Your task is to transcribe all of the records exactly and leave out the pictures.

## begin Items

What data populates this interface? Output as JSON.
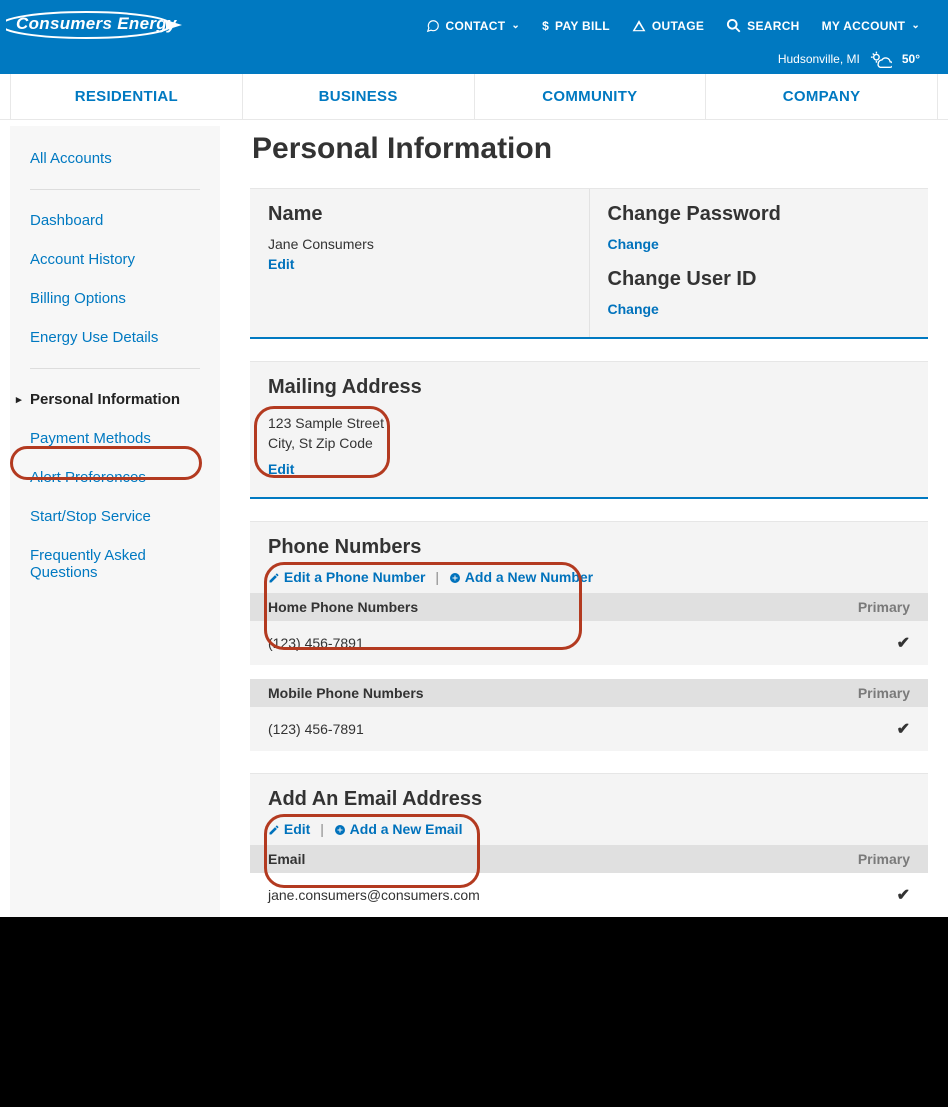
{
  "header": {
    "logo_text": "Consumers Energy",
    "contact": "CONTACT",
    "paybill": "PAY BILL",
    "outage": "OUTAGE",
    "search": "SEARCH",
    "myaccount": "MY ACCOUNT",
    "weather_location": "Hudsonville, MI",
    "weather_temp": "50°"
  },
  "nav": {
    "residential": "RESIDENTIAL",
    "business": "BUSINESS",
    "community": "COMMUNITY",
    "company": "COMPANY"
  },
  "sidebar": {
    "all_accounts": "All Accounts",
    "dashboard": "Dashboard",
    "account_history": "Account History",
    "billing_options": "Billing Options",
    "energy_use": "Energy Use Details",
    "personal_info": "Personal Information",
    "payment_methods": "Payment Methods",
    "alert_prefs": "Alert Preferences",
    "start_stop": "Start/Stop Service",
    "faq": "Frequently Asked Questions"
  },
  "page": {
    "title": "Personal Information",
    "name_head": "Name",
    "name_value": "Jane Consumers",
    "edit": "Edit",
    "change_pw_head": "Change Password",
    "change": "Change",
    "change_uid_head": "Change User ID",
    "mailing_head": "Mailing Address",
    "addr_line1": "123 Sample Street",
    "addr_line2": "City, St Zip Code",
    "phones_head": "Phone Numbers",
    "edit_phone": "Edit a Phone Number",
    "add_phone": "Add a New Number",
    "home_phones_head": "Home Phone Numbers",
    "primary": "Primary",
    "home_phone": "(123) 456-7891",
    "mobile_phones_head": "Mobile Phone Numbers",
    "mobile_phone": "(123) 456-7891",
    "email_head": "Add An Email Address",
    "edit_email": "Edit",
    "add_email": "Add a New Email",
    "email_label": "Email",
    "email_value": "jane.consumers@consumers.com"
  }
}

## end Items

**Solution for this problem**.
What data populates this interface? Output as JSON.
{
  "header": {
    "logo_text": "Consumers Energy",
    "contact": "CONTACT",
    "paybill": "PAY BILL",
    "outage": "OUTAGE",
    "search": "SEARCH",
    "myaccount": "MY ACCOUNT",
    "weather_location": "Hudsonville, MI",
    "weather_temp": "50°"
  },
  "nav": {
    "residential": "RESIDENTIAL",
    "business": "BUSINESS",
    "community": "COMMUNITY",
    "company": "COMPANY"
  },
  "sidebar": {
    "all_accounts": "All Accounts",
    "dashboard": "Dashboard",
    "account_history": "Account History",
    "billing_options": "Billing Options",
    "energy_use": "Energy Use Details",
    "personal_info": "Personal Information",
    "payment_methods": "Payment Methods",
    "alert_prefs": "Alert Preferences",
    "start_stop": "Start/Stop Service",
    "faq": "Frequently Asked Questions"
  },
  "page": {
    "title": "Personal Information",
    "name_head": "Name",
    "name_value": "Jane Consumers",
    "edit": "Edit",
    "change_pw_head": "Change Password",
    "change": "Change",
    "change_uid_head": "Change User ID",
    "mailing_head": "Mailing Address",
    "addr_line1": "123 Sample Street",
    "addr_line2": "City, St Zip Code",
    "phones_head": "Phone Numbers",
    "edit_phone": "Edit a Phone Number",
    "add_phone": "Add a New Number",
    "home_phones_head": "Home Phone Numbers",
    "primary": "Primary",
    "home_phone": "(123) 456-7891",
    "mobile_phones_head": "Mobile Phone Numbers",
    "mobile_phone": "(123) 456-7891",
    "email_head": "Add An Email Address",
    "edit_email": "Edit",
    "add_email": "Add a New Email",
    "email_label": "Email",
    "email_value": "jane.consumers@consumers.com"
  }
}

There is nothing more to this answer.